Task instructions
Every record below is to be retyped exactly.

[Saved entries]
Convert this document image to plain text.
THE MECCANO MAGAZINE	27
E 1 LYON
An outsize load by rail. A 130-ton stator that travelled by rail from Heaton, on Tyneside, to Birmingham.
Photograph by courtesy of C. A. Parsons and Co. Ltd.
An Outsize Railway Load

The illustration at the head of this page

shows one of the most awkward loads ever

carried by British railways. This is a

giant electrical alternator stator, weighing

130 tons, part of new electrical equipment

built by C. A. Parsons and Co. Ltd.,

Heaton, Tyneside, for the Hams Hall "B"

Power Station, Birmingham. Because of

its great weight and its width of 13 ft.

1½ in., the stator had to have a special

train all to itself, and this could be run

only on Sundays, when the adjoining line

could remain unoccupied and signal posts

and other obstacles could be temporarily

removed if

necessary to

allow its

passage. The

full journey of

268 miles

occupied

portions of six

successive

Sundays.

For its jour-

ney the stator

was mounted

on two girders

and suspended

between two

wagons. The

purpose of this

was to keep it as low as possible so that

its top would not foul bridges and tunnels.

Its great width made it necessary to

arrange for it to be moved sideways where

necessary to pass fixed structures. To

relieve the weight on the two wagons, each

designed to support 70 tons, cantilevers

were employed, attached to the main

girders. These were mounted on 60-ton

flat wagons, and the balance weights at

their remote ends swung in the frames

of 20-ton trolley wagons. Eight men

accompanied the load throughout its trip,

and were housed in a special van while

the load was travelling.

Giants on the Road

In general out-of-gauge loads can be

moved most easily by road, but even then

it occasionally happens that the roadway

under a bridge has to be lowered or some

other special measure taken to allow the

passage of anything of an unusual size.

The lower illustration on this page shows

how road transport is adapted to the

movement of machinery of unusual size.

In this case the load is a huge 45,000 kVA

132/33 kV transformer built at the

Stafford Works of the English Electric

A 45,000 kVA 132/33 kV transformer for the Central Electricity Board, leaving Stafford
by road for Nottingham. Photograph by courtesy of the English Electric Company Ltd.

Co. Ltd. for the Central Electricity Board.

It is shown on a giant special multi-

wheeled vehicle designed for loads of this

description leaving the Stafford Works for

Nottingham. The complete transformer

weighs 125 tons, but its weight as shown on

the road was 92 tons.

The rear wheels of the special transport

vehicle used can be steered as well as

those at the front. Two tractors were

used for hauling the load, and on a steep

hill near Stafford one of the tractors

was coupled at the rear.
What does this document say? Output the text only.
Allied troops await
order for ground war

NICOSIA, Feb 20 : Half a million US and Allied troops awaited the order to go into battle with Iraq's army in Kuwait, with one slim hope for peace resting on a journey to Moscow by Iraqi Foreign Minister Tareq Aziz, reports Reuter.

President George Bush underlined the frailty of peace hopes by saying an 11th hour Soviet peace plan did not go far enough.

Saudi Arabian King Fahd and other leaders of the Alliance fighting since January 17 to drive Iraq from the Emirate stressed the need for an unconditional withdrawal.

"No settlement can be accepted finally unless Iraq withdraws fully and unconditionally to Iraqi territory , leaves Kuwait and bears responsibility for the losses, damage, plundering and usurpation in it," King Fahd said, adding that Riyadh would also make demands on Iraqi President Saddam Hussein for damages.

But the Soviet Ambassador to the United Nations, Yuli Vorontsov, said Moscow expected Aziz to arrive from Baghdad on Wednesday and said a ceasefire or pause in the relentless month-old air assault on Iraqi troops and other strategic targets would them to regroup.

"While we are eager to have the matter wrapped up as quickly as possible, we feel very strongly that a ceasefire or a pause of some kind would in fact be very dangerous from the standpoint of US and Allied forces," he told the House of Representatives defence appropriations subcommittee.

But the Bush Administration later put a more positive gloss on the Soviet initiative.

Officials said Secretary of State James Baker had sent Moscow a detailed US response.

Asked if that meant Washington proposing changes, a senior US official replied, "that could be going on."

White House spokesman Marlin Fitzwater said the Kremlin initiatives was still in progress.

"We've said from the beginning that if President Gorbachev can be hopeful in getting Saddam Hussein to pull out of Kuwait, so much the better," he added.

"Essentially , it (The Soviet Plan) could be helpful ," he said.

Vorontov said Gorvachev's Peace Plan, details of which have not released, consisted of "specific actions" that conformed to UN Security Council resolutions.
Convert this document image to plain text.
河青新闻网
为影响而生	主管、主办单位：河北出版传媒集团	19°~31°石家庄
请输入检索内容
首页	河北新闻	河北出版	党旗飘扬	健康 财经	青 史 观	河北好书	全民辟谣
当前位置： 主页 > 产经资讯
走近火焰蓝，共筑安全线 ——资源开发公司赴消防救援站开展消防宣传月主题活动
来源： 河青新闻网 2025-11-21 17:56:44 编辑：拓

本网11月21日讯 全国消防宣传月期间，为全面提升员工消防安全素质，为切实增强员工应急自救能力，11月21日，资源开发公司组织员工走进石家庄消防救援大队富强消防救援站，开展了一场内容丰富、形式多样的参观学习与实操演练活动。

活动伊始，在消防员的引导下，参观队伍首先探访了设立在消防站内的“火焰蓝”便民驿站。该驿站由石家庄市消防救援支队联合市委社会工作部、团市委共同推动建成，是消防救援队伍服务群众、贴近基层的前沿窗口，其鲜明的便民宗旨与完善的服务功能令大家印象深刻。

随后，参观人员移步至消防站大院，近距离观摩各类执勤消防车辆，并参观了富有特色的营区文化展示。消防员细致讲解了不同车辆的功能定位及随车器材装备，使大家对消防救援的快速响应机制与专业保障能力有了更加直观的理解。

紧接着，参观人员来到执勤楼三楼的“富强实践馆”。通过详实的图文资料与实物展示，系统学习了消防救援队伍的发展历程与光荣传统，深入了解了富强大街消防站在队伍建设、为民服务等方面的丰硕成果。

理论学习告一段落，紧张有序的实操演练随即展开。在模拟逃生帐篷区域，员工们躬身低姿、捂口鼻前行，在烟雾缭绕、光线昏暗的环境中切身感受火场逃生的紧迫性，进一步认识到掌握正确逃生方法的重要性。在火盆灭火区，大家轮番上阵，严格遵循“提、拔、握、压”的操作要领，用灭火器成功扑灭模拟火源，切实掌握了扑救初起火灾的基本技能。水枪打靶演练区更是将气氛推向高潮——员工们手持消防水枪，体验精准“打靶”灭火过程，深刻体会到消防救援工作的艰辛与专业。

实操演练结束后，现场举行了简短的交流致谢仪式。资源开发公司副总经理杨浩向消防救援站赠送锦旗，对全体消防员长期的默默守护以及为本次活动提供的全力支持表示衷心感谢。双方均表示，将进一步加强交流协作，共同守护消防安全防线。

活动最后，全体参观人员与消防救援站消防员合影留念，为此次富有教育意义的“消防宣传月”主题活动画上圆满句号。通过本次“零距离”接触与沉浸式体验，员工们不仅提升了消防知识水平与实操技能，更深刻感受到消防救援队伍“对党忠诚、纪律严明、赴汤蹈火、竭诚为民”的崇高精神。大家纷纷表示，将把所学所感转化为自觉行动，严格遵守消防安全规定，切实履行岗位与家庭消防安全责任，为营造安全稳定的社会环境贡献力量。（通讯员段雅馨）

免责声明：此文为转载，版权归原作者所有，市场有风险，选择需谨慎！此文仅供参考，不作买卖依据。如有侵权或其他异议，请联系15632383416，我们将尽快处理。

Solved problem
Convert this document image to plain text.
THE MECCANO MAGAZINE	27
E 1 LYON
An outsize load by rail. A 130-ton stator that travelled by rail from Heaton, on Tyneside, to Birmingham.
Photograph by courtesy of C. A. Parsons and Co. Ltd.
An Outsize Railway Load

The illustration at the head of this page

shows one of the most awkward loads ever

carried by British railways. This is a

giant electrical alternator stator, weighing

130 tons, part of new electrical equipment

built by C. A. Parsons and Co. Ltd.,

Heaton, Tyneside, for the Hams Hall "B"

Power Station, Birmingham. Because of

its great weight and its width of 13 ft.

1½ in., the stator had to have a special

train all to itself, and this could be run

only on Sundays, when the adjoining line

could remain unoccupied and signal posts

and other obstacles could be temporarily

removed if

necessary to

allow its

passage. The

full journey of

268 miles

occupied

portions of six

successive

Sundays.

For its jour-

ney the stator

was mounted

on two girders

and suspended

between two

wagons. The

purpose of this

was to keep it as low as possible so that

its top would not foul bridges and tunnels.

Its great width made it necessary to

arrange for it to be moved sideways where

necessary to pass fixed structures. To

relieve the weight on the two wagons, each

designed to support 70 tons, cantilevers

were employed, attached to the main

girders. These were mounted on 60-ton

flat wagons, and the balance weights at

their remote ends swung in the frames

of 20-ton trolley wagons. Eight men

accompanied the load throughout its trip,

and were housed in a special van while

the load was travelling.

Giants on the Road

In general out-of-gauge loads can be

moved most easily by road, but even then

it occasionally happens that the roadway

under a bridge has to be lowered or some

other special measure taken to allow the

passage of anything of an unusual size.

The lower illustration on this page shows

how road transport is adapted to the

movement of machinery of unusual size.

In this case the load is a huge 45,000 kVA

132/33 kV transformer built at the

Stafford Works of the English Electric

A 45,000 kVA 132/33 kV transformer for the Central Electricity Board, leaving Stafford
by road for Nottingham. Photograph by courtesy of the English Electric Company Ltd.

Co. Ltd. for the Central Electricity Board.

It is shown on a giant special multi-

wheeled vehicle designed for loads of this

description leaving the Stafford Works for

Nottingham. The complete transformer

weighs 125 tons, but its weight as shown on

the road was 92 tons.

The rear wheels of the special transport

vehicle used can be steered as well as

those at the front. Two tractors were

used for hauling the load, and on a steep

hill near Stafford one of the tractors

was coupled at the rear.
What does this document say? Output the text only.
Allied troops await
order for ground war

NICOSIA, Feb 20 : Half a million US and Allied troops awaited the order to go into battle with Iraq's army in Kuwait, with one slim hope for peace resting on a journey to Moscow by Iraqi Foreign Minister Tareq Aziz, reports Reuter.

President George Bush underlined the frailty of peace hopes by saying an 11th hour Soviet peace plan did not go far enough.

Saudi Arabian King Fahd and other leaders of the Alliance fighting since January 17 to drive Iraq from the Emirate stressed the need for an unconditional withdrawal.

"No settlement can be accepted finally unless Iraq withdraws fully and unconditionally to Iraqi territory , leaves Kuwait and bears responsibility for the losses, damage, plundering and usurpation in it," King Fahd said, adding that Riyadh would also make demands on Iraqi President Saddam Hussein for damages.

But the Soviet Ambassador to the United Nations, Yuli Vorontsov, said Moscow expected Aziz to arrive from Baghdad on Wednesday and said a ceasefire or pause in the relentless month-old air assault on Iraqi troops and other strategic targets would them to regroup.

"While we are eager to have the matter wrapped up as quickly as possible, we feel very strongly that a ceasefire or a pause of some kind would in fact be very dangerous from the standpoint of US and Allied forces," he told the House of Representatives defence appropriations subcommittee.

But the Bush Administration later put a more positive gloss on the Soviet initiative.

Officials said Secretary of State James Baker had sent Moscow a detailed US response.

Asked if that meant Washington proposing changes, a senior US official replied, "that could be going on."

White House spokesman Marlin Fitzwater said the Kremlin initiatives was still in progress.

"We've said from the beginning that if President Gorbachev can be hopeful in getting Saddam Hussein to pull out of Kuwait, so much the better," he added.

"Essentially , it (The Soviet Plan) could be helpful ," he said.

Vorontov said Gorvachev's Peace Plan, details of which have not released, consisted of "specific actions" that conformed to UN Security Council resolutions.
Convert this document image to plain text.
河青新闻网
为影响而生	主管、主办单位：河北出版传媒集团	19°~31°石家庄
请输入检索内容
首页	河北新闻	河北出版	党旗飘扬	健康 财经	青 史 观	河北好书	全民辟谣
当前位置： 主页 > 产经资讯
走近火焰蓝，共筑安全线 ——资源开发公司赴消防救援站开展消防宣传月主题活动
来源： 河青新闻网 2025-11-21 17:56:44 编辑：拓

本网11月21日讯 全国消防宣传月期间，为全面提升员工消防安全素质，为切实增强员工应急自救能力，11月21日，资源开发公司组织员工走进石家庄消防救援大队富强消防救援站，开展了一场内容丰富、形式多样的参观学习与实操演练活动。

活动伊始，在消防员的引导下，参观队伍首先探访了设立在消防站内的“火焰蓝”便民驿站。该驿站由石家庄市消防救援支队联合市委社会工作部、团市委共同推动建成，是消防救援队伍服务群众、贴近基层的前沿窗口，其鲜明的便民宗旨与完善的服务功能令大家印象深刻。

随后，参观人员移步至消防站大院，近距离观摩各类执勤消防车辆，并参观了富有特色的营区文化展示。消防员细致讲解了不同车辆的功能定位及随车器材装备，使大家对消防救援的快速响应机制与专业保障能力有了更加直观的理解。

紧接着，参观人员来到执勤楼三楼的“富强实践馆”。通过详实的图文资料与实物展示，系统学习了消防救援队伍的发展历程与光荣传统，深入了解了富强大街消防站在队伍建设、为民服务等方面的丰硕成果。

理论学习告一段落，紧张有序的实操演练随即展开。在模拟逃生帐篷区域，员工们躬身低姿、捂口鼻前行，在烟雾缭绕、光线昏暗的环境中切身感受火场逃生的紧迫性，进一步认识到掌握正确逃生方法的重要性。在火盆灭火区，大家轮番上阵，严格遵循“提、拔、握、压”的操作要领，用灭火器成功扑灭模拟火源，切实掌握了扑救初起火灾的基本技能。水枪打靶演练区更是将气氛推向高潮——员工们手持消防水枪，体验精准“打靶”灭火过程，深刻体会到消防救援工作的艰辛与专业。

实操演练结束后，现场举行了简短的交流致谢仪式。资源开发公司副总经理杨浩向消防救援站赠送锦旗，对全体消防员长期的默默守护以及为本次活动提供的全力支持表示衷心感谢。双方均表示，将进一步加强交流协作，共同守护消防安全防线。

活动最后，全体参观人员与消防救援站消防员合影留念，为此次富有教育意义的“消防宣传月”主题活动画上圆满句号。通过本次“零距离”接触与沉浸式体验，员工们不仅提升了消防知识水平与实操技能，更深刻感受到消防救援队伍“对党忠诚、纪律严明、赴汤蹈火、竭诚为民”的崇高精神。大家纷纷表示，将把所学所感转化为自觉行动，严格遵守消防安全规定，切实履行岗位与家庭消防安全责任，为营造安全稳定的社会环境贡献力量。（通讯员段雅馨）

免责声明：此文为转载，版权归原作者所有，市场有风险，选择需谨慎！此文仅供参考，不作买卖依据。如有侵权或其他异议，请联系15632383416，我们将尽快处理。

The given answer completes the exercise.